What to do. Write out the material below again, unchanged.

Items.
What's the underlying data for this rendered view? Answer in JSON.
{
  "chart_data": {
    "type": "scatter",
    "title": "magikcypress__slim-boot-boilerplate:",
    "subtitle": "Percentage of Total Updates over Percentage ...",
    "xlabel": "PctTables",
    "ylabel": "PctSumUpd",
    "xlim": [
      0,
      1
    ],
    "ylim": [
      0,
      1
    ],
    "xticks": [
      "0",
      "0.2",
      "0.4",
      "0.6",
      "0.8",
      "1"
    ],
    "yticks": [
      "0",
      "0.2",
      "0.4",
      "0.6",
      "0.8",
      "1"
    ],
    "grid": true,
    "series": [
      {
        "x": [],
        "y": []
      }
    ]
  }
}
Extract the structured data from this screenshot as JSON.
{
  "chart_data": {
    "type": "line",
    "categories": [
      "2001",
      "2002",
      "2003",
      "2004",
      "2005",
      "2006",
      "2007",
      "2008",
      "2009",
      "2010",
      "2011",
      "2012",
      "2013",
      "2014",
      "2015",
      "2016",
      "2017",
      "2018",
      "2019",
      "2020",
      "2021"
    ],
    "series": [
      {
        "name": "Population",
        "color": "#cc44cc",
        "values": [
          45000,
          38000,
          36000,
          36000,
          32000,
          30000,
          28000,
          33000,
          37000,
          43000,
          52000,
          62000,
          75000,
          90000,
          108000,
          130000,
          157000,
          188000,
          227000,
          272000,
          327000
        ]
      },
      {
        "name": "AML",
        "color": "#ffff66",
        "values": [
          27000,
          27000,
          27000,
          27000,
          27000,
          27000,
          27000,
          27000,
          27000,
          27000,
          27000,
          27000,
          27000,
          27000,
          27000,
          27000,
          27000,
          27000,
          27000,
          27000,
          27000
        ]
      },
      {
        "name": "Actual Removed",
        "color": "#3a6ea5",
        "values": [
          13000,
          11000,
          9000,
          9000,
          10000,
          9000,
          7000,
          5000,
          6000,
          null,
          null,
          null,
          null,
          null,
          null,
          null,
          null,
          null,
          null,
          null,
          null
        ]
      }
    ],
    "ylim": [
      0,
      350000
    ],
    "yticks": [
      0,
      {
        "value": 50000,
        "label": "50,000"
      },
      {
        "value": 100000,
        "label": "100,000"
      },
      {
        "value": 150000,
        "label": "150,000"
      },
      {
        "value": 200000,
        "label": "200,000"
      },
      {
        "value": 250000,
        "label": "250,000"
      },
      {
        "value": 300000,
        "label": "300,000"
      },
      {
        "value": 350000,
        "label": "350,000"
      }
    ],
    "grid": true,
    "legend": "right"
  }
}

The output.
What's the underlying data for this rendered view? Answer in JSON.
{
  "chart_data": {
    "type": "scatter",
    "title": "magikcypress__slim-boot-boilerplate:",
    "subtitle": "Percentage of Total Updates over Percentage ...",
    "xlabel": "PctTables",
    "ylabel": "PctSumUpd",
    "xlim": [
      0,
      1
    ],
    "ylim": [
      0,
      1
    ],
    "xticks": [
      "0",
      "0.2",
      "0.4",
      "0.6",
      "0.8",
      "1"
    ],
    "yticks": [
      "0",
      "0.2",
      "0.4",
      "0.6",
      "0.8",
      "1"
    ],
    "grid": true,
    "series": [
      {
        "x": [],
        "y": []
      }
    ]
  }
}
Extract the structured data from this screenshot as JSON.
{
  "chart_data": {
    "type": "line",
    "categories": [
      "2001",
      "2002",
      "2003",
      "2004",
      "2005",
      "2006",
      "2007",
      "2008",
      "2009",
      "2010",
      "2011",
      "2012",
      "2013",
      "2014",
      "2015",
      "2016",
      "2017",
      "2018",
      "2019",
      "2020",
      "2021"
    ],
    "series": [
      {
        "name": "Population",
        "color": "#cc44cc",
        "values": [
          45000,
          38000,
          36000,
          36000,
          32000,
          30000,
          28000,
          33000,
          37000,
          43000,
          52000,
          62000,
          75000,
          90000,
          108000,
          130000,
          157000,
          188000,
          227000,
          272000,
          327000
        ]
      },
      {
        "name": "AML",
        "color": "#ffff66",
        "values": [
          27000,
          27000,
          27000,
          27000,
          27000,
          27000,
          27000,
          27000,
          27000,
          27000,
          27000,
          27000,
          27000,
          27000,
          27000,
          27000,
          27000,
          27000,
          27000,
          27000,
          27000
        ]
      },
      {
        "name": "Actual Removed",
        "color": "#3a6ea5",
        "values": [
          13000,
          11000,
          9000,
          9000,
          10000,
          9000,
          7000,
          5000,
          6000,
          null,
          null,
          null,
          null,
          null,
          null,
          null,
          null,
          null,
          null,
          null,
          null
        ]
      }
    ],
    "ylim": [
      0,
      350000
    ],
    "yticks": [
      0,
      {
        "value": 50000,
        "label": "50,000"
      },
      {
        "value": 100000,
        "label": "100,000"
      },
      {
        "value": 150000,
        "label": "150,000"
      },
      {
        "value": 200000,
        "label": "200,000"
      },
      {
        "value": 250000,
        "label": "250,000"
      },
      {
        "value": 300000,
        "label": "300,000"
      },
      {
        "value": 350000,
        "label": "350,000"
      }
    ],
    "grid": true,
    "legend": "right"
  }
}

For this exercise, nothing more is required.